┏━━

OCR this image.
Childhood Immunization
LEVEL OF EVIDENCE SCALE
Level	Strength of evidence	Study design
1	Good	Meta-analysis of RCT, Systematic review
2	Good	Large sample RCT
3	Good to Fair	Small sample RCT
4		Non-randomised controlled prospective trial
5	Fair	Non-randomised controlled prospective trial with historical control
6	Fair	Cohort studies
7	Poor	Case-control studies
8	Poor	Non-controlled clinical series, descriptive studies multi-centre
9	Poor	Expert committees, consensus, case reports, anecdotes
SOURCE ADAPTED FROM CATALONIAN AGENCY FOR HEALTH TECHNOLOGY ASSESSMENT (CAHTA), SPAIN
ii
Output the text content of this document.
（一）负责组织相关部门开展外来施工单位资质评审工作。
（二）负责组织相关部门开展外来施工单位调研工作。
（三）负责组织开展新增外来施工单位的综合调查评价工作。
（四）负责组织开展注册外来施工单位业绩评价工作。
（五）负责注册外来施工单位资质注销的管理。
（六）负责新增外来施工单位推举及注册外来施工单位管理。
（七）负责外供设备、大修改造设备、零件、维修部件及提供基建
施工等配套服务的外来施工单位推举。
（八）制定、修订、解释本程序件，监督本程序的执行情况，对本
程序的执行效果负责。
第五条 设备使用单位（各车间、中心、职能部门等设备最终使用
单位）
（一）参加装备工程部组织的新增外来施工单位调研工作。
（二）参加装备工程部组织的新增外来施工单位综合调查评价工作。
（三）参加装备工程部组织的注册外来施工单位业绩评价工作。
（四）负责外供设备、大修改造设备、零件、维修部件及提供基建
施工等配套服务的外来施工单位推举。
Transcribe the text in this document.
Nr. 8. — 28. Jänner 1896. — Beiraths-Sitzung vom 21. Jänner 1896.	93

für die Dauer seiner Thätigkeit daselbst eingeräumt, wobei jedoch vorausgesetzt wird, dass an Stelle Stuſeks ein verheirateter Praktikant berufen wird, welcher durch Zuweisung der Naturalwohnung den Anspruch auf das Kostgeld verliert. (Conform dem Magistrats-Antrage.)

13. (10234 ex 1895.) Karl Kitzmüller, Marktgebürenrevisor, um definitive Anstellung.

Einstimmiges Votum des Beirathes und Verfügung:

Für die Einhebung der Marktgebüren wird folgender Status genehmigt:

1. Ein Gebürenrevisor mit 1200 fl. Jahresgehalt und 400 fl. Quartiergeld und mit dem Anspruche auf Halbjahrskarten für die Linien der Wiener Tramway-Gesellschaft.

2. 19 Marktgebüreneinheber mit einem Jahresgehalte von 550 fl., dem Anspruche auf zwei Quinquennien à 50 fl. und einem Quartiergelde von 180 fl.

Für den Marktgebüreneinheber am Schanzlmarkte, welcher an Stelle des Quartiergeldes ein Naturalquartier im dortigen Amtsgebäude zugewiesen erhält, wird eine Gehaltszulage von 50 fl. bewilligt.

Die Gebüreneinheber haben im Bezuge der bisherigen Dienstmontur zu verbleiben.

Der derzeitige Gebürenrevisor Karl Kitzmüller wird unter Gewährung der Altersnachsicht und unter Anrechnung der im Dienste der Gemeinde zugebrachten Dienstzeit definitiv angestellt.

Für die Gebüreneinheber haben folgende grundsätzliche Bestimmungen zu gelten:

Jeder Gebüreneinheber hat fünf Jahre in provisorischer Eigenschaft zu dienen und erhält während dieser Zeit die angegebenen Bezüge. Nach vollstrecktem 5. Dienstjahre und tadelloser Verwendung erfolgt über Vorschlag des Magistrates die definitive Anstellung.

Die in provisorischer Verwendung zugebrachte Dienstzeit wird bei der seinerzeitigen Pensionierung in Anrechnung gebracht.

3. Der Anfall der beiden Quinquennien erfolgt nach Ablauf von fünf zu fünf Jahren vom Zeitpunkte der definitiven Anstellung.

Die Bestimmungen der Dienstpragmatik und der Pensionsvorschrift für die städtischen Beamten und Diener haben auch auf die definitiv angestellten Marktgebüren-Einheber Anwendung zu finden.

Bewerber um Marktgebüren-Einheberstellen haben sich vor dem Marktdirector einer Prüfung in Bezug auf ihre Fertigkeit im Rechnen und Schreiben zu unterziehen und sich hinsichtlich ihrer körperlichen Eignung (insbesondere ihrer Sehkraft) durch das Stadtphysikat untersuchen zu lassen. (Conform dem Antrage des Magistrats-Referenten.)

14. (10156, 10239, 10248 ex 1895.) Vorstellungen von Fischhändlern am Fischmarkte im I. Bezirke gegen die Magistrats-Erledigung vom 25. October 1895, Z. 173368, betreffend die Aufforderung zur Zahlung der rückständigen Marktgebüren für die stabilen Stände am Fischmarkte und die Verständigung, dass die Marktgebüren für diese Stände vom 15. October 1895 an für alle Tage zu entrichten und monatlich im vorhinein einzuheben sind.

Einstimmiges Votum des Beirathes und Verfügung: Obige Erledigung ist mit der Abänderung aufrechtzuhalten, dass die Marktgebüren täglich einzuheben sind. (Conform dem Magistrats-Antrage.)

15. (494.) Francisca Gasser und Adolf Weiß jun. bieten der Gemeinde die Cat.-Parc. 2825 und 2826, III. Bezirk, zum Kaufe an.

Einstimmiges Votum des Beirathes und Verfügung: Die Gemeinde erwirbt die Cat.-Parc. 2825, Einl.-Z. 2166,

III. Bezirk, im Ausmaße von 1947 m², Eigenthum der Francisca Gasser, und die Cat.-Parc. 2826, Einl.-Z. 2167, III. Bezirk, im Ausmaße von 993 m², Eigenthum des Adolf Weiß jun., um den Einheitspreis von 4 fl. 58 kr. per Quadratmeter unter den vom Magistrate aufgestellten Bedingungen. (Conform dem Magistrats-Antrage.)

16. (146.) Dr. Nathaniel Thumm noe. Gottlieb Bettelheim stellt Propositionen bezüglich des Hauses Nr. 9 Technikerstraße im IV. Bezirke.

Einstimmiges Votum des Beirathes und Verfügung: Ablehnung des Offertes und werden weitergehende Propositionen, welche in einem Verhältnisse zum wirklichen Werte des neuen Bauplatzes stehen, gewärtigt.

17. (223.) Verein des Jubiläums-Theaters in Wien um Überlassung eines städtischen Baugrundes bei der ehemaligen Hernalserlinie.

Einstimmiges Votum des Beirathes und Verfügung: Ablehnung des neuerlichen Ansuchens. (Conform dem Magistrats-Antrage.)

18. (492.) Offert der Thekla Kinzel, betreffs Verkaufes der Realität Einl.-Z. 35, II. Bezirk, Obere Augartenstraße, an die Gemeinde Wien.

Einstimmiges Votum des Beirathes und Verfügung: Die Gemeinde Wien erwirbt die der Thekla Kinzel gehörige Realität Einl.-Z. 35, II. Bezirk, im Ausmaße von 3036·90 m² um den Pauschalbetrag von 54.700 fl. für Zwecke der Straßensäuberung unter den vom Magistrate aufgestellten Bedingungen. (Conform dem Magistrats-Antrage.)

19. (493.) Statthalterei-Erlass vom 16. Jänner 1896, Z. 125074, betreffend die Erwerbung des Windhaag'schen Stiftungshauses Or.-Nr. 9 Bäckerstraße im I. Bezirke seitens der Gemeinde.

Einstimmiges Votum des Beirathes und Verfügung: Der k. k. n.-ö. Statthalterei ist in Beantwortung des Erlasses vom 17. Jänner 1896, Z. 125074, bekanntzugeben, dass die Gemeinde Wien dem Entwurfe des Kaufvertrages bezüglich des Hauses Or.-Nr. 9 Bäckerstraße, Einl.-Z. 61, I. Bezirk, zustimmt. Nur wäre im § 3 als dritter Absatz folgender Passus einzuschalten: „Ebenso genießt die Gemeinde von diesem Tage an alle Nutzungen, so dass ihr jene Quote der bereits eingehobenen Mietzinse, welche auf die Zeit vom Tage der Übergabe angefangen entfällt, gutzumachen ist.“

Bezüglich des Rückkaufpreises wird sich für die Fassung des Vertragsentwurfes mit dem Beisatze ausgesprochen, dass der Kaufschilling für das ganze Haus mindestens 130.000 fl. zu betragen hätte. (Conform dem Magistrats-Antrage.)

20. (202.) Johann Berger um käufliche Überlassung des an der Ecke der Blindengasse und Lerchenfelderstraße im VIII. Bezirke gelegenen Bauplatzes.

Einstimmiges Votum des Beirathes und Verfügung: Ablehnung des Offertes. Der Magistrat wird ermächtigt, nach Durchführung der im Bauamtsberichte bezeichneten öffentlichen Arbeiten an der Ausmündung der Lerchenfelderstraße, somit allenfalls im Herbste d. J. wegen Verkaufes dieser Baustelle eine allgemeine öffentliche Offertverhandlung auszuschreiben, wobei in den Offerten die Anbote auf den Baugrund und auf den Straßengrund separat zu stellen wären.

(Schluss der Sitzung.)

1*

┗━━

Extract every line above that contains the word "Überlassung".

17. (223.) Verein des Jubiläums-Theaters in Wien um Überlassung eines städtischen Baugrundes bei der ehemaligen Hernalserlinie.
20. (202.) Johann Berger um käufliche Überlassung des an der Ecke der Blindengasse und Lerchenfelderstraße im VIII. Bezirke gelegenen Bauplatzes.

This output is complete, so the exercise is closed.